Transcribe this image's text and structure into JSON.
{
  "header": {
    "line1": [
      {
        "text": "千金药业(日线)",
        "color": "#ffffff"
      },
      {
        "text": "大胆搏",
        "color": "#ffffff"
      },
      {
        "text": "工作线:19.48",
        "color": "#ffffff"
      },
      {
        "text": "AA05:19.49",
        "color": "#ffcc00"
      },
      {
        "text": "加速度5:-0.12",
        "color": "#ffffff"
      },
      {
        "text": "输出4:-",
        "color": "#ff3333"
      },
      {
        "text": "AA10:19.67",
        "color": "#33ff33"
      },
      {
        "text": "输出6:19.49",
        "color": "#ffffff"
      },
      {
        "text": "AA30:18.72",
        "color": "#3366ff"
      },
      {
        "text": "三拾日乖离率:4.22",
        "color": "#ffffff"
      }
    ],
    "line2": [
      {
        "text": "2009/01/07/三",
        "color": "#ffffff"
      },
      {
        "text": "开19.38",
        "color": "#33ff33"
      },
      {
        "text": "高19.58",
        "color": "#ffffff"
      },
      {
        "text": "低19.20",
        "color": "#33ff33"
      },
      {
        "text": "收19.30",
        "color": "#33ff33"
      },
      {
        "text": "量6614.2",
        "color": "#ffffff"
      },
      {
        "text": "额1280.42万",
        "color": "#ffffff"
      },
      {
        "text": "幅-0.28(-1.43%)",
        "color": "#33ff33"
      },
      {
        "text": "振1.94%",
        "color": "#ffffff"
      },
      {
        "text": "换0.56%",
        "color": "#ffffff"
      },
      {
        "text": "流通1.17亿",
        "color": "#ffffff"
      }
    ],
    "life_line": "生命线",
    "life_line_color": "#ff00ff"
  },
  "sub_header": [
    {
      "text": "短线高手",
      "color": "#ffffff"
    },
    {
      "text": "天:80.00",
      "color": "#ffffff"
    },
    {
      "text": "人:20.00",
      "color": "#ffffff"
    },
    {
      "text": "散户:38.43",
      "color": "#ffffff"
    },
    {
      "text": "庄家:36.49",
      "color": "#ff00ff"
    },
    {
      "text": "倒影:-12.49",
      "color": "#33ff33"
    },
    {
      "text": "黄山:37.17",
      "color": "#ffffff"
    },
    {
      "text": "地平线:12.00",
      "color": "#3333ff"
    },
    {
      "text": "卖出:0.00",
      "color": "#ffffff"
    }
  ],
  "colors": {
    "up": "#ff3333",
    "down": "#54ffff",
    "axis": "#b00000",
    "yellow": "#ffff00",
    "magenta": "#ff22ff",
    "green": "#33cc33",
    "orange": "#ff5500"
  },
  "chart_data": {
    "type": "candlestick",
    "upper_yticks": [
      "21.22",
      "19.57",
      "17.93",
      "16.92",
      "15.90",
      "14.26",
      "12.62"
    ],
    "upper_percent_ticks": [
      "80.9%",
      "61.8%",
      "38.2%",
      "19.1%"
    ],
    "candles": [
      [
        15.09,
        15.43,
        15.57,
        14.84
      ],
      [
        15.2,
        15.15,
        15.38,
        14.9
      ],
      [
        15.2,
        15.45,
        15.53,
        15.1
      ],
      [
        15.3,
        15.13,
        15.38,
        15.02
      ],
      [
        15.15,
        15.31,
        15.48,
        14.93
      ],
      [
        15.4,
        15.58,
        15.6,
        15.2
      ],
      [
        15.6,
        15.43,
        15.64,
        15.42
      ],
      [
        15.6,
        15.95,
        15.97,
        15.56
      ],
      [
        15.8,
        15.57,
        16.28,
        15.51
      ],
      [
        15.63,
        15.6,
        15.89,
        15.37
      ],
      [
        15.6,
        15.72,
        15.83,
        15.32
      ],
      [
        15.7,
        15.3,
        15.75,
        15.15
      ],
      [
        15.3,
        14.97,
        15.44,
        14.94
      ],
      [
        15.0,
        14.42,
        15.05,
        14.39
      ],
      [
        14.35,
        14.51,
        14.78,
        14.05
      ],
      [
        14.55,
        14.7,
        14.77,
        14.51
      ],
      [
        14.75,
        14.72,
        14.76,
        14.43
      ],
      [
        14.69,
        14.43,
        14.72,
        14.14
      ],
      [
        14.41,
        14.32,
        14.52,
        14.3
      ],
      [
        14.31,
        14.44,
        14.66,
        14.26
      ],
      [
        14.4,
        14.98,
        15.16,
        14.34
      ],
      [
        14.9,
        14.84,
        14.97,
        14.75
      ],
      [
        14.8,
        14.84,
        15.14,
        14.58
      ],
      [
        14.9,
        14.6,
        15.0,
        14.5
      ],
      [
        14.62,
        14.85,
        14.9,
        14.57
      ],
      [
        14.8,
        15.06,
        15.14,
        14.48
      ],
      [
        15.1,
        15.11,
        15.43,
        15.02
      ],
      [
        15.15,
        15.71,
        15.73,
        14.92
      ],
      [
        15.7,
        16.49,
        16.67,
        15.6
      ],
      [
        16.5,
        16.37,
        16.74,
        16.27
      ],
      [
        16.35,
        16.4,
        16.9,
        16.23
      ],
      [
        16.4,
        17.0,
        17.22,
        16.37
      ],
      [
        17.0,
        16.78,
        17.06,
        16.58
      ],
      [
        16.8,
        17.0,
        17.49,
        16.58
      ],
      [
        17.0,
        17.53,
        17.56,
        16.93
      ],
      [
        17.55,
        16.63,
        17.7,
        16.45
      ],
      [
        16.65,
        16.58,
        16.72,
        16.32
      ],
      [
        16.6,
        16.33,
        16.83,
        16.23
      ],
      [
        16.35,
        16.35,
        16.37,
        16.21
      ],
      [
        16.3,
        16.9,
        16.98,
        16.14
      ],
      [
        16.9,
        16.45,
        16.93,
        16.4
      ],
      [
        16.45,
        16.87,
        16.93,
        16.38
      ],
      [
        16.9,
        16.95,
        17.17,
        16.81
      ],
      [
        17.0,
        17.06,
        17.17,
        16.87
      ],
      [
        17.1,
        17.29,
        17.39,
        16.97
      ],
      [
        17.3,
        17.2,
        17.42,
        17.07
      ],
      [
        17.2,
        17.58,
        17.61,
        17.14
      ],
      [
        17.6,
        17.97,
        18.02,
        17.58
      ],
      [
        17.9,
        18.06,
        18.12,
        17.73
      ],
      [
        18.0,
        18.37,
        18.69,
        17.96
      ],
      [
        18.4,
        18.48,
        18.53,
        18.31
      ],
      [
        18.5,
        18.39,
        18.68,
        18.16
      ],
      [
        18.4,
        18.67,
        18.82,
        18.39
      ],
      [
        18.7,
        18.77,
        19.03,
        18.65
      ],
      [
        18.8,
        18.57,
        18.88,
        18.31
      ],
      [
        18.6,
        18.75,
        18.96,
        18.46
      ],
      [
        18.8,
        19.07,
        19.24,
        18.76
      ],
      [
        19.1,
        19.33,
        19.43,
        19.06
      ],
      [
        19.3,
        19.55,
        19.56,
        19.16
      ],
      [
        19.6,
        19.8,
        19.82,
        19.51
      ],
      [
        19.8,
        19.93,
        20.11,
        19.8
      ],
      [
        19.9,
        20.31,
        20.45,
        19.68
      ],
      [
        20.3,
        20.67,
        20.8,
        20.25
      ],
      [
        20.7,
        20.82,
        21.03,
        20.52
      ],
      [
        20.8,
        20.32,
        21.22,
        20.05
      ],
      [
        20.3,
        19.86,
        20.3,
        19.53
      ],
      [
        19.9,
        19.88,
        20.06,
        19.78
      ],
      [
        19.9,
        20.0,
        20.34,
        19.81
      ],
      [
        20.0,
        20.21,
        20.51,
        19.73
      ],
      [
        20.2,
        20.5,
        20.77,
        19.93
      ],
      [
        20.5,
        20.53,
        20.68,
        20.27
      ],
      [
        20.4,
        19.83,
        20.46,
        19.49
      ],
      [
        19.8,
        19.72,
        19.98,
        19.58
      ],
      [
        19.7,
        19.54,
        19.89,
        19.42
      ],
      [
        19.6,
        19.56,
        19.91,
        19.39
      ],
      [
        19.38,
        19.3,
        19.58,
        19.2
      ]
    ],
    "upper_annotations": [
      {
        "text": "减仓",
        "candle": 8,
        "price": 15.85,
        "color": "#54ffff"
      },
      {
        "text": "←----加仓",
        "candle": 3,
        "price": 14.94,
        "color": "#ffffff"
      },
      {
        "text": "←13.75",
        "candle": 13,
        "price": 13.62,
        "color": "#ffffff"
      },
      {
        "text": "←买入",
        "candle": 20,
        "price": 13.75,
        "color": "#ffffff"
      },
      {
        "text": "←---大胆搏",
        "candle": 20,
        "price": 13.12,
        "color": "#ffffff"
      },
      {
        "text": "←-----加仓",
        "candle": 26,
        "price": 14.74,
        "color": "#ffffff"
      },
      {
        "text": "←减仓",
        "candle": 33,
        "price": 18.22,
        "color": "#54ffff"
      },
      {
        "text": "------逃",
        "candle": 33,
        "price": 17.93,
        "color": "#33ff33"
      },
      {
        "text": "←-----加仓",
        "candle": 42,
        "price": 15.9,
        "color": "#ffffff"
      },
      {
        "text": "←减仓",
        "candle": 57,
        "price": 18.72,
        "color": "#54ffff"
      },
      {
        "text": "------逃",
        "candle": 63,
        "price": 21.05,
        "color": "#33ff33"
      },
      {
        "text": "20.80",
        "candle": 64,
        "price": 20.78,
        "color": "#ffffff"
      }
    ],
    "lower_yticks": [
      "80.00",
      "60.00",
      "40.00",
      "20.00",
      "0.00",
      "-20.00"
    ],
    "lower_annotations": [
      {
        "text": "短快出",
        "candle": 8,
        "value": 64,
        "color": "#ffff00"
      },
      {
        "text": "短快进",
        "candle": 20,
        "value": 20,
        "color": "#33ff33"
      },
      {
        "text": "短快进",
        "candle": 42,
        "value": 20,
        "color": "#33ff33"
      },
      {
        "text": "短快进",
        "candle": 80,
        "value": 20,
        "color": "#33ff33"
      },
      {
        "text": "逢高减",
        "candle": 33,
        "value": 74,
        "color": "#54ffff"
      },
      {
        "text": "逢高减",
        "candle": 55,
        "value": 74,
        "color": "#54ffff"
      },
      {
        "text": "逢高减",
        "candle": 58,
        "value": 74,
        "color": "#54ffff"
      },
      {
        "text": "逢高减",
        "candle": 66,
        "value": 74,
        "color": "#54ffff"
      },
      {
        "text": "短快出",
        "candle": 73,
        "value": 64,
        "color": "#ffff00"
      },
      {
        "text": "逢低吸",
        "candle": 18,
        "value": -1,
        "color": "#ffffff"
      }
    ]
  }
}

■ **Task requirements**
Copy out every line from the material above in which the word "price" appears.

■ **The reply**
        "price": 15.85,
        "price": 14.94,
        "price": 13.62,
        "price": 13.75,
        "price": 13.12,
        "price": 14.74,
        "price": 18.22,
        "price": 17.93,
        "price": 15.9,
        "price": 18.72,
        "price": 21.05,
        "price": 20.78,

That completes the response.